-- Your goal --
Will you write out the data exactly, excluding every picture?

-- Record list --
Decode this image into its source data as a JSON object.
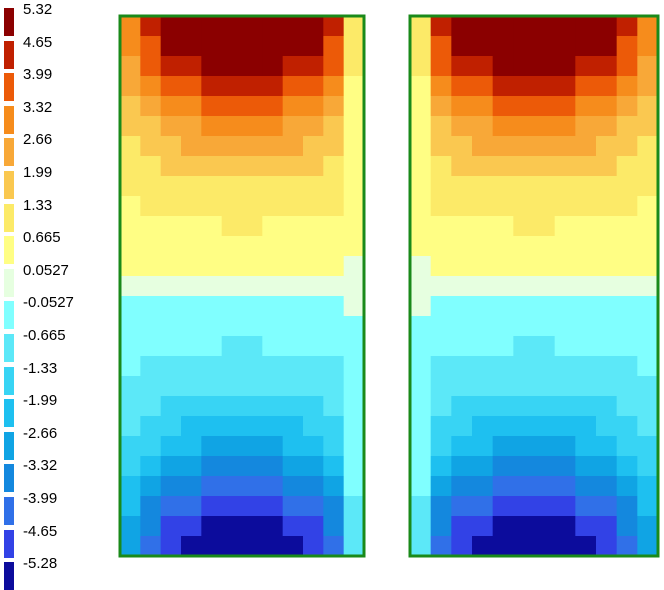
{
  "chart_data": {
    "type": "heatmap",
    "colorbar": {
      "tick_labels": [
        "5.32",
        "4.65",
        "3.99",
        "3.32",
        "2.66",
        "1.99",
        "1.33",
        "0.665",
        "0.0527",
        "-0.0527",
        "-0.665",
        "-1.33",
        "-1.99",
        "-2.66",
        "-3.32",
        "-3.99",
        "-4.65",
        "-5.28"
      ],
      "colors": [
        "#8b0000",
        "#c02000",
        "#ec5a08",
        "#f68c1c",
        "#f8a838",
        "#fac850",
        "#fcea68",
        "#fffe84",
        "#e6ffe0",
        "#80ffff",
        "#5ce8f8",
        "#38d4f4",
        "#1ec0f0",
        "#10a4e4",
        "#1488de",
        "#3070e8",
        "#3242e6",
        "#0c0c9c"
      ]
    },
    "panels": [
      {
        "name": "left",
        "grid": {
          "cols": 12,
          "rows": 27
        },
        "value_range": [
          -5.28,
          5.32
        ],
        "pattern": "positive lobe at top, negative lobe at bottom, values near 0 across middle band; thin strip along right edge",
        "border_color": "#1a8a1a"
      },
      {
        "name": "right",
        "grid": {
          "cols": 12,
          "rows": 27
        },
        "value_range": [
          -5.28,
          5.32
        ],
        "pattern": "mirror of left panel; thin strip along left edge",
        "border_color": "#1a8a1a"
      }
    ]
  }
}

-- Complete output --
Decode this image into its source data as a JSON object.
{
  "chart_data": {
    "type": "heatmap",
    "colorbar": {
      "tick_labels": [
        "5.32",
        "4.65",
        "3.99",
        "3.32",
        "2.66",
        "1.99",
        "1.33",
        "0.665",
        "0.0527",
        "-0.0527",
        "-0.665",
        "-1.33",
        "-1.99",
        "-2.66",
        "-3.32",
        "-3.99",
        "-4.65",
        "-5.28"
      ],
      "colors": [
        "#8b0000",
        "#c02000",
        "#ec5a08",
        "#f68c1c",
        "#f8a838",
        "#fac850",
        "#fcea68",
        "#fffe84",
        "#e6ffe0",
        "#80ffff",
        "#5ce8f8",
        "#38d4f4",
        "#1ec0f0",
        "#10a4e4",
        "#1488de",
        "#3070e8",
        "#3242e6",
        "#0c0c9c"
      ]
    },
    "panels": [
      {
        "name": "left",
        "grid": {
          "cols": 12,
          "rows": 27
        },
        "value_range": [
          -5.28,
          5.32
        ],
        "pattern": "positive lobe at top, negative lobe at bottom, values near 0 across middle band; thin strip along right edge",
        "border_color": "#1a8a1a"
      },
      {
        "name": "right",
        "grid": {
          "cols": 12,
          "rows": 27
        },
        "value_range": [
          -5.28,
          5.32
        ],
        "pattern": "mirror of left panel; thin strip along left edge",
        "border_color": "#1a8a1a"
      }
    ]
  }
}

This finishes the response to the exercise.